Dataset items
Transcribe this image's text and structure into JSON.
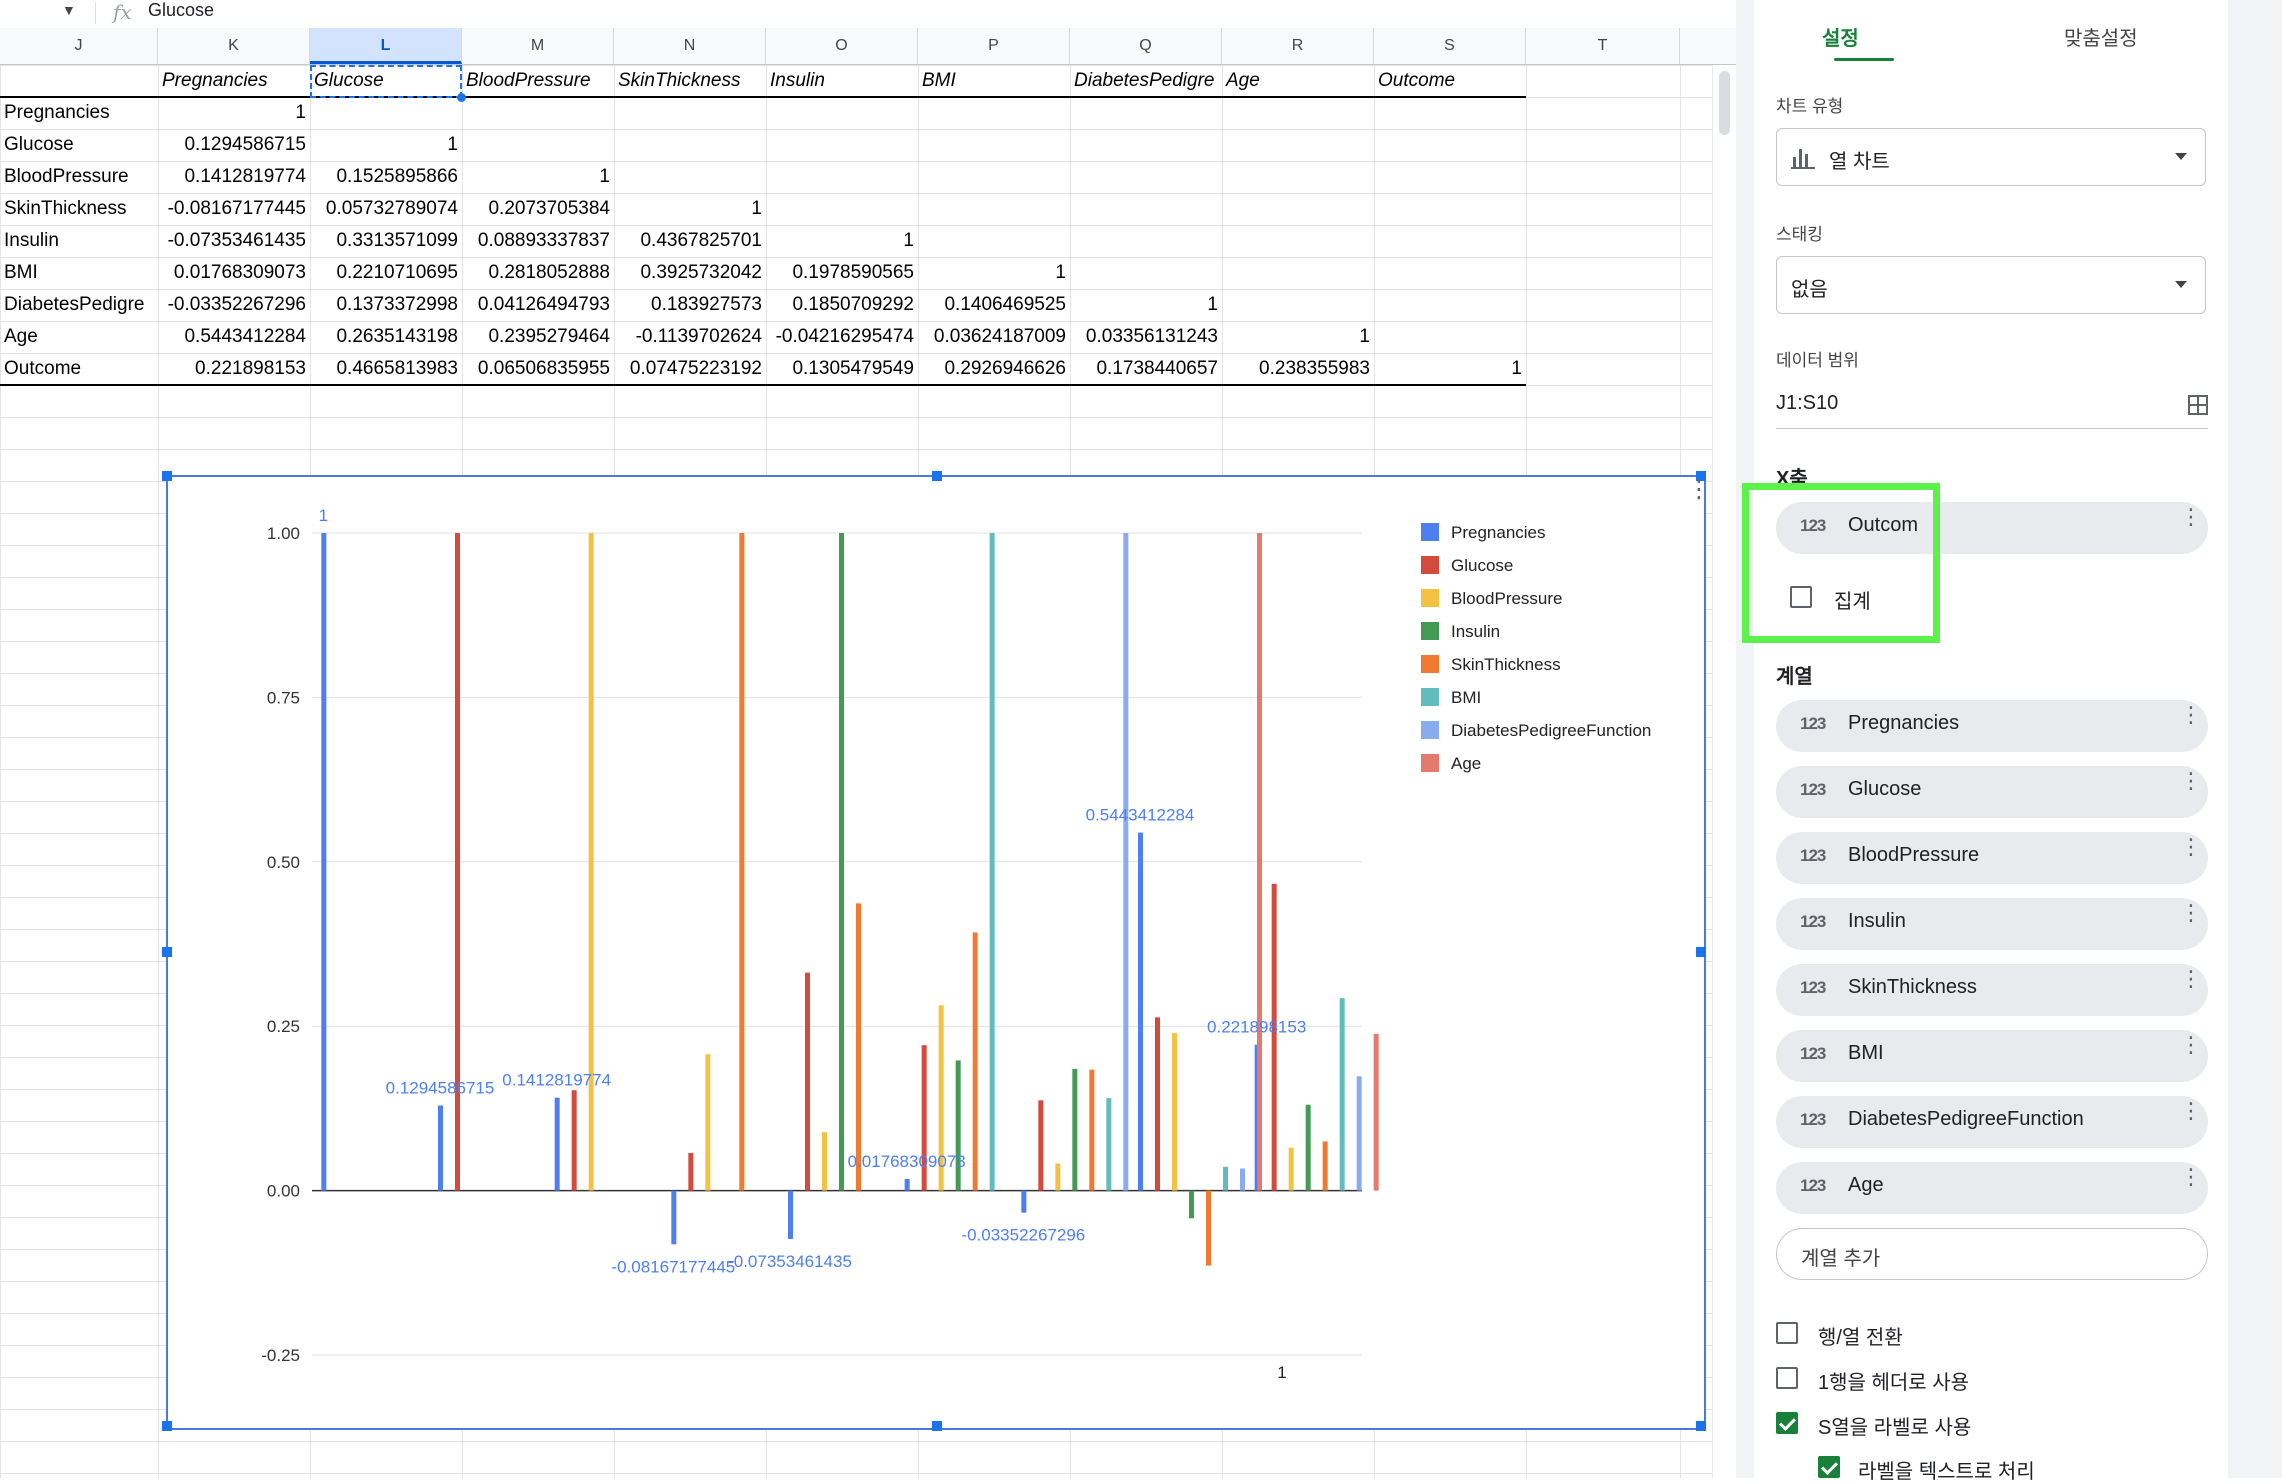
{
  "formula_bar": {
    "fx_label": "fx",
    "content": "Glucose"
  },
  "columns": [
    "J",
    "K",
    "L",
    "M",
    "N",
    "O",
    "P",
    "Q",
    "R",
    "S",
    "T"
  ],
  "table": {
    "headers": [
      "Pregnancies",
      "Glucose",
      "BloodPressure",
      "SkinThickness",
      "Insulin",
      "BMI",
      "DiabetesPedigre",
      "Age",
      "Outcome"
    ],
    "rows": [
      {
        "label": "Pregnancies",
        "values": [
          "1",
          "",
          "",
          "",
          "",
          "",
          "",
          "",
          ""
        ]
      },
      {
        "label": "Glucose",
        "values": [
          "0.1294586715",
          "1",
          "",
          "",
          "",
          "",
          "",
          "",
          ""
        ]
      },
      {
        "label": "BloodPressure",
        "values": [
          "0.1412819774",
          "0.1525895866",
          "1",
          "",
          "",
          "",
          "",
          "",
          ""
        ]
      },
      {
        "label": "SkinThickness",
        "values": [
          "-0.08167177445",
          "0.05732789074",
          "0.2073705384",
          "1",
          "",
          "",
          "",
          "",
          ""
        ]
      },
      {
        "label": "Insulin",
        "values": [
          "-0.07353461435",
          "0.3313571099",
          "0.08893337837",
          "0.4367825701",
          "1",
          "",
          "",
          "",
          ""
        ]
      },
      {
        "label": "BMI",
        "values": [
          "0.01768309073",
          "0.2210710695",
          "0.2818052888",
          "0.3925732042",
          "0.1978590565",
          "1",
          "",
          "",
          ""
        ]
      },
      {
        "label": "DiabetesPedigre",
        "values": [
          "-0.03352267296",
          "0.1373372998",
          "0.04126494793",
          "0.183927573",
          "0.1850709292",
          "0.1406469525",
          "1",
          "",
          ""
        ]
      },
      {
        "label": "Age",
        "values": [
          "0.5443412284",
          "0.2635143198",
          "0.2395279464",
          "-0.1139702624",
          "-0.04216295474",
          "0.03624187009",
          "0.03356131243",
          "1",
          ""
        ]
      },
      {
        "label": "Outcome",
        "values": [
          "0.221898153",
          "0.4665813983",
          "0.06506835955",
          "0.07475223192",
          "0.1305479549",
          "0.2926946626",
          "0.1738440657",
          "0.238355983",
          "1"
        ]
      }
    ]
  },
  "chart_data": {
    "type": "bar",
    "categories": [
      "",
      "",
      "",
      "",
      "",
      "",
      "",
      "",
      ""
    ],
    "bottom_label": "1",
    "ylim": [
      -0.25,
      1.0
    ],
    "yticks": [
      "1.00",
      "0.75",
      "0.50",
      "0.25",
      "0.00",
      "-0.25"
    ],
    "legend_position": "right",
    "series": [
      {
        "name": "Pregnancies",
        "color": "#4e7ff0",
        "values": [
          1,
          0.1294586715,
          0.1412819774,
          -0.08167177445,
          -0.07353461435,
          0.01768309073,
          -0.03352267296,
          0.5443412284,
          0.221898153
        ]
      },
      {
        "name": "Glucose",
        "color": "#d44a3c",
        "values": [
          null,
          1,
          0.1525895866,
          0.05732789074,
          0.3313571099,
          0.2210710695,
          0.1373372998,
          0.2635143198,
          0.4665813983
        ]
      },
      {
        "name": "BloodPressure",
        "color": "#f4c243",
        "values": [
          null,
          null,
          1,
          0.2073705384,
          0.08893337837,
          0.2818052888,
          0.04126494793,
          0.2395279464,
          0.06506835955
        ]
      },
      {
        "name": "Insulin",
        "color": "#439a55",
        "values": [
          null,
          null,
          null,
          null,
          1,
          0.1978590565,
          0.1850709292,
          -0.04216295474,
          0.1305479549
        ]
      },
      {
        "name": "SkinThickness",
        "color": "#f07a2f",
        "values": [
          null,
          null,
          null,
          1,
          0.4367825701,
          0.3925732042,
          0.183927573,
          -0.1139702624,
          0.07475223192
        ]
      },
      {
        "name": "BMI",
        "color": "#61bcbe",
        "values": [
          null,
          null,
          null,
          null,
          null,
          1,
          0.1406469525,
          0.03624187009,
          0.2926946626
        ]
      },
      {
        "name": "DiabetesPedigreeFunction",
        "color": "#89abf0",
        "values": [
          null,
          null,
          null,
          null,
          null,
          null,
          1,
          0.03356131243,
          0.1738440657
        ]
      },
      {
        "name": "Age",
        "color": "#e47a6e",
        "values": [
          null,
          null,
          null,
          null,
          null,
          null,
          null,
          1,
          0.238355983
        ]
      }
    ],
    "data_labels": [
      {
        "group": 0,
        "text": "1"
      },
      {
        "group": 1,
        "text": "0.1294586715"
      },
      {
        "group": 2,
        "text": "0.1412819774"
      },
      {
        "group": 3,
        "text": "-0.08167177445"
      },
      {
        "group": 4,
        "text": "-0.07353461435"
      },
      {
        "group": 5,
        "text": "0.01768309073"
      },
      {
        "group": 6,
        "text": "-0.03352267296"
      },
      {
        "group": 7,
        "text": "0.5443412284"
      },
      {
        "group": 8,
        "text": "0.221898153"
      }
    ]
  },
  "panel": {
    "tabs": [
      "설정",
      "맞춤설정"
    ],
    "chart_type_label": "차트 유형",
    "chart_type_value": "열 차트",
    "stacking_label": "스태킹",
    "stacking_value": "없음",
    "data_range_label": "데이터 범위",
    "data_range_value": "J1:S10",
    "x_axis_label": "X축",
    "x_axis_chip": "Outcom",
    "aggregate_label": "집계",
    "series_label": "계열",
    "series_chips": [
      "Pregnancies",
      "Glucose",
      "BloodPressure",
      "Insulin",
      "SkinThickness",
      "BMI",
      "DiabetesPedigreeFunction",
      "Age"
    ],
    "chip_icon": "123",
    "add_series": "계열 추가",
    "switch_rows_cols": "행/열 전환",
    "use_row1_header": "1행을 헤더로 사용",
    "use_col_s_labels": "S열을 라벨로 사용",
    "treat_labels_text": "라벨을 텍스트로 처리"
  }
}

THE EXERCISE — Using the material above, return every line exactly as it appears, minus the pictures.

EXPECTED ANSWER —
Transcribe this image's text and structure into JSON.
{
  "formula_bar": {
    "fx_label": "fx",
    "content": "Glucose"
  },
  "columns": [
    "J",
    "K",
    "L",
    "M",
    "N",
    "O",
    "P",
    "Q",
    "R",
    "S",
    "T"
  ],
  "table": {
    "headers": [
      "Pregnancies",
      "Glucose",
      "BloodPressure",
      "SkinThickness",
      "Insulin",
      "BMI",
      "DiabetesPedigre",
      "Age",
      "Outcome"
    ],
    "rows": [
      {
        "label": "Pregnancies",
        "values": [
          "1",
          "",
          "",
          "",
          "",
          "",
          "",
          "",
          ""
        ]
      },
      {
        "label": "Glucose",
        "values": [
          "0.1294586715",
          "1",
          "",
          "",
          "",
          "",
          "",
          "",
          ""
        ]
      },
      {
        "label": "BloodPressure",
        "values": [
          "0.1412819774",
          "0.1525895866",
          "1",
          "",
          "",
          "",
          "",
          "",
          ""
        ]
      },
      {
        "label": "SkinThickness",
        "values": [
          "-0.08167177445",
          "0.05732789074",
          "0.2073705384",
          "1",
          "",
          "",
          "",
          "",
          ""
        ]
      },
      {
        "label": "Insulin",
        "values": [
          "-0.07353461435",
          "0.3313571099",
          "0.08893337837",
          "0.4367825701",
          "1",
          "",
          "",
          "",
          ""
        ]
      },
      {
        "label": "BMI",
        "values": [
          "0.01768309073",
          "0.2210710695",
          "0.2818052888",
          "0.3925732042",
          "0.1978590565",
          "1",
          "",
          "",
          ""
        ]
      },
      {
        "label": "DiabetesPedigre",
        "values": [
          "-0.03352267296",
          "0.1373372998",
          "0.04126494793",
          "0.183927573",
          "0.1850709292",
          "0.1406469525",
          "1",
          "",
          ""
        ]
      },
      {
        "label": "Age",
        "values": [
          "0.5443412284",
          "0.2635143198",
          "0.2395279464",
          "-0.1139702624",
          "-0.04216295474",
          "0.03624187009",
          "0.03356131243",
          "1",
          ""
        ]
      },
      {
        "label": "Outcome",
        "values": [
          "0.221898153",
          "0.4665813983",
          "0.06506835955",
          "0.07475223192",
          "0.1305479549",
          "0.2926946626",
          "0.1738440657",
          "0.238355983",
          "1"
        ]
      }
    ]
  },
  "chart_data": {
    "type": "bar",
    "categories": [
      "",
      "",
      "",
      "",
      "",
      "",
      "",
      "",
      ""
    ],
    "bottom_label": "1",
    "ylim": [
      -0.25,
      1.0
    ],
    "yticks": [
      "1.00",
      "0.75",
      "0.50",
      "0.25",
      "0.00",
      "-0.25"
    ],
    "legend_position": "right",
    "series": [
      {
        "name": "Pregnancies",
        "color": "#4e7ff0",
        "values": [
          1,
          0.1294586715,
          0.1412819774,
          -0.08167177445,
          -0.07353461435,
          0.01768309073,
          -0.03352267296,
          0.5443412284,
          0.221898153
        ]
      },
      {
        "name": "Glucose",
        "color": "#d44a3c",
        "values": [
          null,
          1,
          0.1525895866,
          0.05732789074,
          0.3313571099,
          0.2210710695,
          0.1373372998,
          0.2635143198,
          0.4665813983
        ]
      },
      {
        "name": "BloodPressure",
        "color": "#f4c243",
        "values": [
          null,
          null,
          1,
          0.2073705384,
          0.08893337837,
          0.2818052888,
          0.04126494793,
          0.2395279464,
          0.06506835955
        ]
      },
      {
        "name": "Insulin",
        "color": "#439a55",
        "values": [
          null,
          null,
          null,
          null,
          1,
          0.1978590565,
          0.1850709292,
          -0.04216295474,
          0.1305479549
        ]
      },
      {
        "name": "SkinThickness",
        "color": "#f07a2f",
        "values": [
          null,
          null,
          null,
          1,
          0.4367825701,
          0.3925732042,
          0.183927573,
          -0.1139702624,
          0.07475223192
        ]
      },
      {
        "name": "BMI",
        "color": "#61bcbe",
        "values": [
          null,
          null,
          null,
          null,
          null,
          1,
          0.1406469525,
          0.03624187009,
          0.2926946626
        ]
      },
      {
        "name": "DiabetesPedigreeFunction",
        "color": "#89abf0",
        "values": [
          null,
          null,
          null,
          null,
          null,
          null,
          1,
          0.03356131243,
          0.1738440657
        ]
      },
      {
        "name": "Age",
        "color": "#e47a6e",
        "values": [
          null,
          null,
          null,
          null,
          null,
          null,
          null,
          1,
          0.238355983
        ]
      }
    ],
    "data_labels": [
      {
        "group": 0,
        "text": "1"
      },
      {
        "group": 1,
        "text": "0.1294586715"
      },
      {
        "group": 2,
        "text": "0.1412819774"
      },
      {
        "group": 3,
        "text": "-0.08167177445"
      },
      {
        "group": 4,
        "text": "-0.07353461435"
      },
      {
        "group": 5,
        "text": "0.01768309073"
      },
      {
        "group": 6,
        "text": "-0.03352267296"
      },
      {
        "group": 7,
        "text": "0.5443412284"
      },
      {
        "group": 8,
        "text": "0.221898153"
      }
    ]
  },
  "panel": {
    "tabs": [
      "설정",
      "맞춤설정"
    ],
    "chart_type_label": "차트 유형",
    "chart_type_value": "열 차트",
    "stacking_label": "스태킹",
    "stacking_value": "없음",
    "data_range_label": "데이터 범위",
    "data_range_value": "J1:S10",
    "x_axis_label": "X축",
    "x_axis_chip": "Outcom",
    "aggregate_label": "집계",
    "series_label": "계열",
    "series_chips": [
      "Pregnancies",
      "Glucose",
      "BloodPressure",
      "Insulin",
      "SkinThickness",
      "BMI",
      "DiabetesPedigreeFunction",
      "Age"
    ],
    "chip_icon": "123",
    "add_series": "계열 추가",
    "switch_rows_cols": "행/열 전환",
    "use_row1_header": "1행을 헤더로 사용",
    "use_col_s_labels": "S열을 라벨로 사용",
    "treat_labels_text": "라벨을 텍스트로 처리"
  }
}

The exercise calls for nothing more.